Stored data:
++++

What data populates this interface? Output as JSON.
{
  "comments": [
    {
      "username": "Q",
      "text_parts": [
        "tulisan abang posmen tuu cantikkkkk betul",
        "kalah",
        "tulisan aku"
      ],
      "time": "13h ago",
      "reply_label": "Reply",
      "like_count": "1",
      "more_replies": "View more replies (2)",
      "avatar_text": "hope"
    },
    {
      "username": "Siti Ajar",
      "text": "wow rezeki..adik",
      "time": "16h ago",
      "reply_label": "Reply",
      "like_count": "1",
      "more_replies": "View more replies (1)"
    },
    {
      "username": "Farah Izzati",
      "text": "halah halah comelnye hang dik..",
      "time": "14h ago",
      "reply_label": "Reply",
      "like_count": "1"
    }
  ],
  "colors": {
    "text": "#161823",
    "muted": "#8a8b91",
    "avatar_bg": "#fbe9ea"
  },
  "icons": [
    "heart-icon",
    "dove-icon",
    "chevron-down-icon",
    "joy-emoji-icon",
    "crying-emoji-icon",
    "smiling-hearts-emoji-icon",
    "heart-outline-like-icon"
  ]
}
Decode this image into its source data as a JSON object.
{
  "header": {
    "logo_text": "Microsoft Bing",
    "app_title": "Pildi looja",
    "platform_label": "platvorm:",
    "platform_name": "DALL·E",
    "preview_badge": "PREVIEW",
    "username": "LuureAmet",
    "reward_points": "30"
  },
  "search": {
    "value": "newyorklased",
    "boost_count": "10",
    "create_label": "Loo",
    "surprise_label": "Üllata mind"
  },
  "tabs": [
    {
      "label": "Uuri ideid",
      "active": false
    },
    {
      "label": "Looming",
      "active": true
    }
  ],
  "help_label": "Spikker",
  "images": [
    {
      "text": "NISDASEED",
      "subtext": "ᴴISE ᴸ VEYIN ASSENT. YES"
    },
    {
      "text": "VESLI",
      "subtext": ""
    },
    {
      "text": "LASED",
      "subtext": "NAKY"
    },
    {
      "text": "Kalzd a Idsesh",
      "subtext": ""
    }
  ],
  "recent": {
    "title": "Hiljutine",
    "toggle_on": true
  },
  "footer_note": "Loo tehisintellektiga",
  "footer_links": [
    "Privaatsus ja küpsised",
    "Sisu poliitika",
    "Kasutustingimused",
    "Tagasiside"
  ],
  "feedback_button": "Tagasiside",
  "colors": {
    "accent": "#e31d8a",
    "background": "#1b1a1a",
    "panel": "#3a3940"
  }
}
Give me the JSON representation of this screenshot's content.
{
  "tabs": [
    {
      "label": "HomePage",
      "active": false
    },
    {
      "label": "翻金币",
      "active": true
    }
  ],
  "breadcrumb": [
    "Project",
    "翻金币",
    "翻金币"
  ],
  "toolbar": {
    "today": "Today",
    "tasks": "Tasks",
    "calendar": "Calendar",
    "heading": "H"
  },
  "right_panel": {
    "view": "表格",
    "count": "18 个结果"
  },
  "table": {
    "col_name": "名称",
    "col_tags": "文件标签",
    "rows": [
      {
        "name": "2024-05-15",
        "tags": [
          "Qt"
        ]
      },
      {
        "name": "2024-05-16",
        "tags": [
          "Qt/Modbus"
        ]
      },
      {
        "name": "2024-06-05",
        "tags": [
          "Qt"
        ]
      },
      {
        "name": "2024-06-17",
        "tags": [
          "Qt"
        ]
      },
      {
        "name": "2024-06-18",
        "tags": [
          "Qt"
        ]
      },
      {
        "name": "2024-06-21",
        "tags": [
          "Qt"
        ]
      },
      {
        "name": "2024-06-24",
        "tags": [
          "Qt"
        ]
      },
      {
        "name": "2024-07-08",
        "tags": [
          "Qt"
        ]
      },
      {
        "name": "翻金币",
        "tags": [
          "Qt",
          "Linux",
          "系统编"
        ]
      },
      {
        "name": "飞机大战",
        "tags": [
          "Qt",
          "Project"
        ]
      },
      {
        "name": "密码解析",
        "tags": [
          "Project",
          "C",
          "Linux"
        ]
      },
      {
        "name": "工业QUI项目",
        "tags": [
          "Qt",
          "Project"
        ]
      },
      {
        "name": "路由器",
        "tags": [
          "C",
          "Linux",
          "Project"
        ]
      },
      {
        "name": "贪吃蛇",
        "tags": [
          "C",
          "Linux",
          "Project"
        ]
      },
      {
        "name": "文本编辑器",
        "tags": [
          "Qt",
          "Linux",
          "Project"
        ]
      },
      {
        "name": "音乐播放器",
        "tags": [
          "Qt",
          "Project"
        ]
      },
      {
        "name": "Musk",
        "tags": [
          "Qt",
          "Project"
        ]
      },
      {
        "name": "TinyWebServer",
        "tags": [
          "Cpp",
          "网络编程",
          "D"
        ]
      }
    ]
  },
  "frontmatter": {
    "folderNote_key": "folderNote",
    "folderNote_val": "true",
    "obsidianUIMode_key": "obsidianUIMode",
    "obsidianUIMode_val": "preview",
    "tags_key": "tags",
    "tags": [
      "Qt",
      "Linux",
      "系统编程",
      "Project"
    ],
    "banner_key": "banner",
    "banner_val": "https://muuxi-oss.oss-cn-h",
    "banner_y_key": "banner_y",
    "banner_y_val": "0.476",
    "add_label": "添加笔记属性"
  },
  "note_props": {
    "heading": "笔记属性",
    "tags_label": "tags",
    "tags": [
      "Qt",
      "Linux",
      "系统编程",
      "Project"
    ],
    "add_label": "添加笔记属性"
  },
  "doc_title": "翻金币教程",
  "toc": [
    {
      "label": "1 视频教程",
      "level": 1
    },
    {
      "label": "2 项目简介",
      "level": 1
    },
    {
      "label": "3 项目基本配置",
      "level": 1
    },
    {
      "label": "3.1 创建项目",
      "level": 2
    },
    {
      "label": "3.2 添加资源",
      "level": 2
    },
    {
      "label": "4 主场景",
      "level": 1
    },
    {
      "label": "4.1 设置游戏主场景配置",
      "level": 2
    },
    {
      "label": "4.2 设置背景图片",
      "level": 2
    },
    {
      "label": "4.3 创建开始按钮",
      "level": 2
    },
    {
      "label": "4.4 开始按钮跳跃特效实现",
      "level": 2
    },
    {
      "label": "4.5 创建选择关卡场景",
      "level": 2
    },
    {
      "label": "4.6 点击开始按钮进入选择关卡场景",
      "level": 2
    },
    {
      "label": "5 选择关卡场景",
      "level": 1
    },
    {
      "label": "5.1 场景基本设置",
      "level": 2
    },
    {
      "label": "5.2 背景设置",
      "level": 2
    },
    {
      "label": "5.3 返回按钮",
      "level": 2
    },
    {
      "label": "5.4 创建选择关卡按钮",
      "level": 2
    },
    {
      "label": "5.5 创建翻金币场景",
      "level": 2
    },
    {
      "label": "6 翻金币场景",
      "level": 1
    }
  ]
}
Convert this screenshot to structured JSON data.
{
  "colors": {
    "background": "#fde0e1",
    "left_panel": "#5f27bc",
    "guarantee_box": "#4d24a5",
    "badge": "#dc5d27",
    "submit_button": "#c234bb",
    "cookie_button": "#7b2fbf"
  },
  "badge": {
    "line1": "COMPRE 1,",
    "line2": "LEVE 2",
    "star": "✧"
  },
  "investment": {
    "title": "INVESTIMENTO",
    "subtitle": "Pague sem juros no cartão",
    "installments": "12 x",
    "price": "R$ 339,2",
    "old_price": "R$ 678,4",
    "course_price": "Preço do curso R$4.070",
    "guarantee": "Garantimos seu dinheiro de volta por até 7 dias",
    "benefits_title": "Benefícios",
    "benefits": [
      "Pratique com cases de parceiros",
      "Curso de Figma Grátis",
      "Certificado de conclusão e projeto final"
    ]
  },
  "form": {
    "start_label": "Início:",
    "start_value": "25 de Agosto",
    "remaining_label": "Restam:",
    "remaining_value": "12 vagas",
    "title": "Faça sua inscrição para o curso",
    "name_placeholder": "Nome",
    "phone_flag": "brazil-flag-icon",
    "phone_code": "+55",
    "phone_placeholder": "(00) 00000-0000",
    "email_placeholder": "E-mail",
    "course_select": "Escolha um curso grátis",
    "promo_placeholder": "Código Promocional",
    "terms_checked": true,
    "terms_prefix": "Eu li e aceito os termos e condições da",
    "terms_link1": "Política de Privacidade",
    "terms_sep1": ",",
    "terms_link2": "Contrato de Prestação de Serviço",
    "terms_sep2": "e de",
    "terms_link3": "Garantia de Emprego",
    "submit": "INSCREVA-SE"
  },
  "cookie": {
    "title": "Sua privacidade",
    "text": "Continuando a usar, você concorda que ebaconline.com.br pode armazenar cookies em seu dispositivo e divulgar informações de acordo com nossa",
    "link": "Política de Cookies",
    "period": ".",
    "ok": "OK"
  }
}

++++

Written task: State how many lines in the entries above include the word "emoji"; reply with the number alone.

Correct result: 3